## INPUT FOR THIS TASK
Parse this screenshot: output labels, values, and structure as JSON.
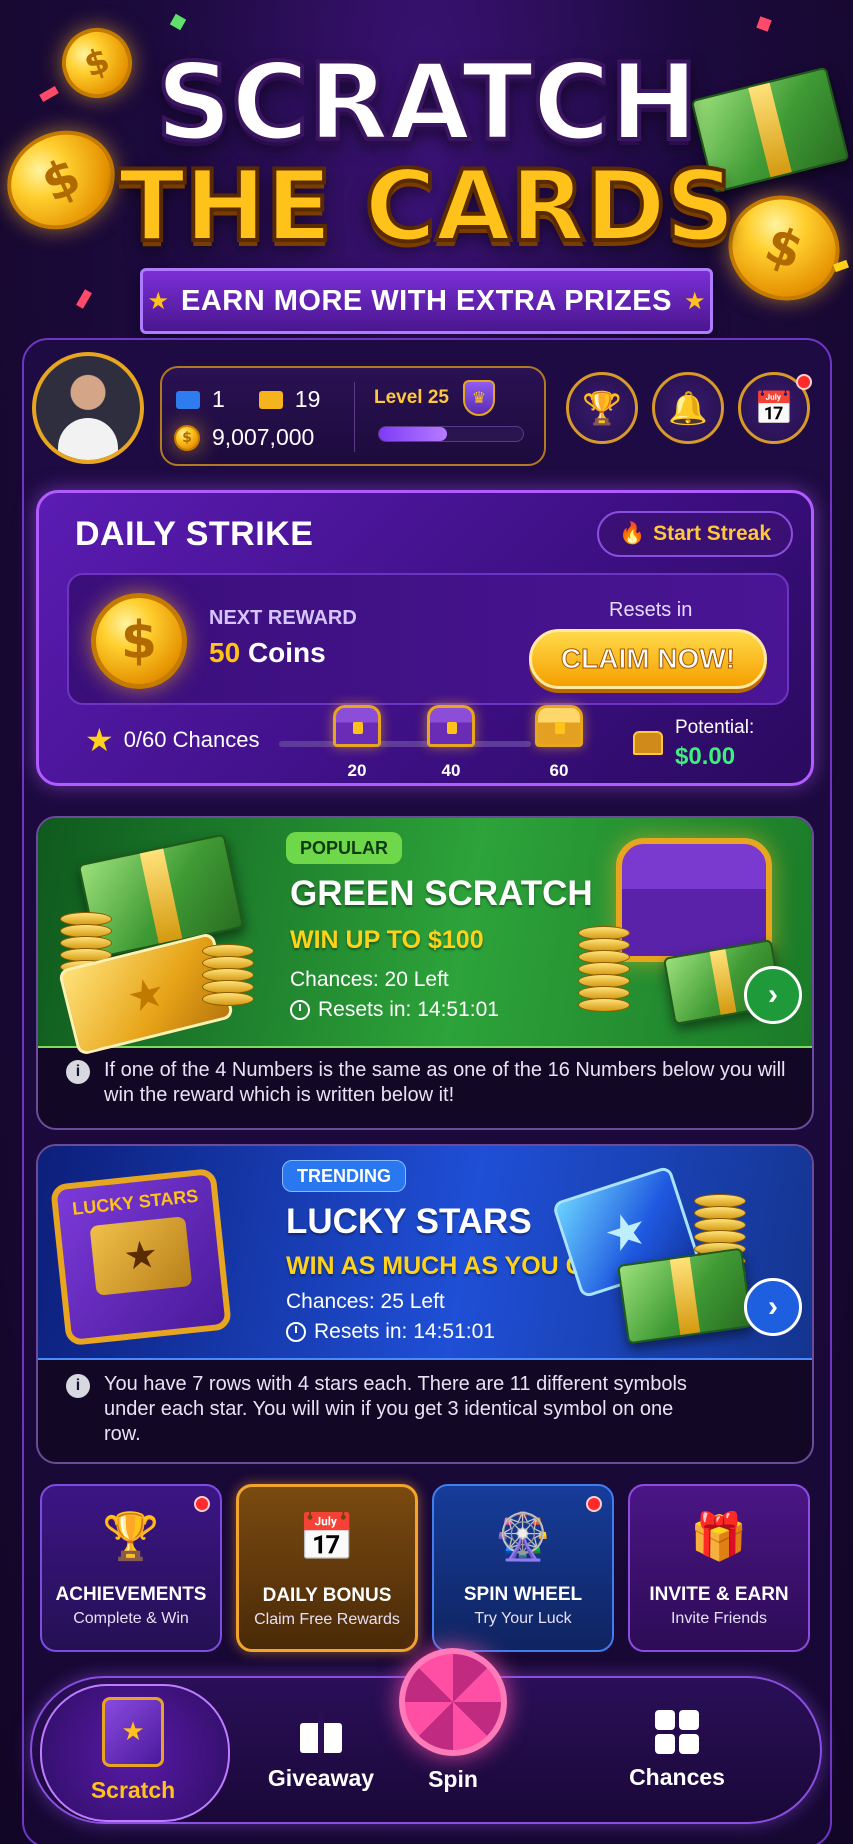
{
  "header": {
    "title_line1": "SCRATCH",
    "title_line2": "THE CARDS",
    "ribbon": "EARN MORE WITH EXTRA PRIZES"
  },
  "profile": {
    "tickets_blue": "1",
    "tickets_gold": "19",
    "coins": "9,007,000",
    "level": "Level 25",
    "xp_progress": 0.47
  },
  "actions": {
    "trophy_icon": "trophy-icon",
    "bell_icon": "bell-icon",
    "calendar_icon": "calendar-icon"
  },
  "daily_strike": {
    "title": "DAILY STRIKE",
    "streak_button": "Start Streak",
    "next_reward_label": "NEXT REWARD",
    "next_reward_amount": "50",
    "next_reward_unit": "Coins",
    "resets_label": "Resets in",
    "claim_button": "CLAIM NOW!",
    "chances": "0/60 Chances",
    "milestones": [
      "20",
      "40",
      "60"
    ],
    "potential_label": "Potential:",
    "potential_value": "$0.00"
  },
  "games": [
    {
      "tag": "POPULAR",
      "title": "GREEN SCRATCH",
      "subtitle": "WIN UP TO $100",
      "chances": "Chances: 20 Left",
      "resets": "Resets in: 14:51:01",
      "info": "If one of the 4 Numbers is the same as one of the 16 Numbers below you will win the reward which is written below it!"
    },
    {
      "tag": "TRENDING",
      "title": "LUCKY STARS",
      "subtitle": "WIN AS MUCH AS YOU CAN",
      "chances": "Chances: 25 Left",
      "resets": "Resets in: 14:51:01",
      "info": "You have 7 rows with 4 stars each. There are 11 different symbols under each star. You will win if you get 3 identical symbol on one row.",
      "card_label": "LUCKY STARS"
    }
  ],
  "tiles": [
    {
      "title": "ACHIEVEMENTS",
      "subtitle": "Complete & Win"
    },
    {
      "title": "DAILY BONUS",
      "subtitle": "Claim Free Rewards"
    },
    {
      "title": "SPIN WHEEL",
      "subtitle": "Try Your Luck"
    },
    {
      "title": "INVITE & EARN",
      "subtitle": "Invite Friends"
    }
  ],
  "nav": {
    "scratch": "Scratch",
    "giveaway": "Giveaway",
    "spin": "Spin",
    "chances": "Chances"
  },
  "colors": {
    "accent_gold": "#ffc21a",
    "accent_purple": "#b25cff",
    "potential_green": "#3df07a"
  }
}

## EXERCISE REQUIREMENTS
Without including any picture, retype the entries exactly.

## ANSWER TO THIS EXERCISE
Parse this screenshot: output labels, values, and structure as JSON.
{
  "header": {
    "title_line1": "SCRATCH",
    "title_line2": "THE CARDS",
    "ribbon": "EARN MORE WITH EXTRA PRIZES"
  },
  "profile": {
    "tickets_blue": "1",
    "tickets_gold": "19",
    "coins": "9,007,000",
    "level": "Level 25",
    "xp_progress": 0.47
  },
  "actions": {
    "trophy_icon": "trophy-icon",
    "bell_icon": "bell-icon",
    "calendar_icon": "calendar-icon"
  },
  "daily_strike": {
    "title": "DAILY STRIKE",
    "streak_button": "Start Streak",
    "next_reward_label": "NEXT REWARD",
    "next_reward_amount": "50",
    "next_reward_unit": "Coins",
    "resets_label": "Resets in",
    "claim_button": "CLAIM NOW!",
    "chances": "0/60 Chances",
    "milestones": [
      "20",
      "40",
      "60"
    ],
    "potential_label": "Potential:",
    "potential_value": "$0.00"
  },
  "games": [
    {
      "tag": "POPULAR",
      "title": "GREEN SCRATCH",
      "subtitle": "WIN UP TO $100",
      "chances": "Chances: 20 Left",
      "resets": "Resets in: 14:51:01",
      "info": "If one of the 4 Numbers is the same as one of the 16 Numbers below you will win the reward which is written below it!"
    },
    {
      "tag": "TRENDING",
      "title": "LUCKY STARS",
      "subtitle": "WIN AS MUCH AS YOU CAN",
      "chances": "Chances: 25 Left",
      "resets": "Resets in: 14:51:01",
      "info": "You have 7 rows with 4 stars each. There are 11 different symbols under each star. You will win if you get 3 identical symbol on one row.",
      "card_label": "LUCKY STARS"
    }
  ],
  "tiles": [
    {
      "title": "ACHIEVEMENTS",
      "subtitle": "Complete & Win"
    },
    {
      "title": "DAILY BONUS",
      "subtitle": "Claim Free Rewards"
    },
    {
      "title": "SPIN WHEEL",
      "subtitle": "Try Your Luck"
    },
    {
      "title": "INVITE & EARN",
      "subtitle": "Invite Friends"
    }
  ],
  "nav": {
    "scratch": "Scratch",
    "giveaway": "Giveaway",
    "spin": "Spin",
    "chances": "Chances"
  },
  "colors": {
    "accent_gold": "#ffc21a",
    "accent_purple": "#b25cff",
    "potential_green": "#3df07a"
  }
}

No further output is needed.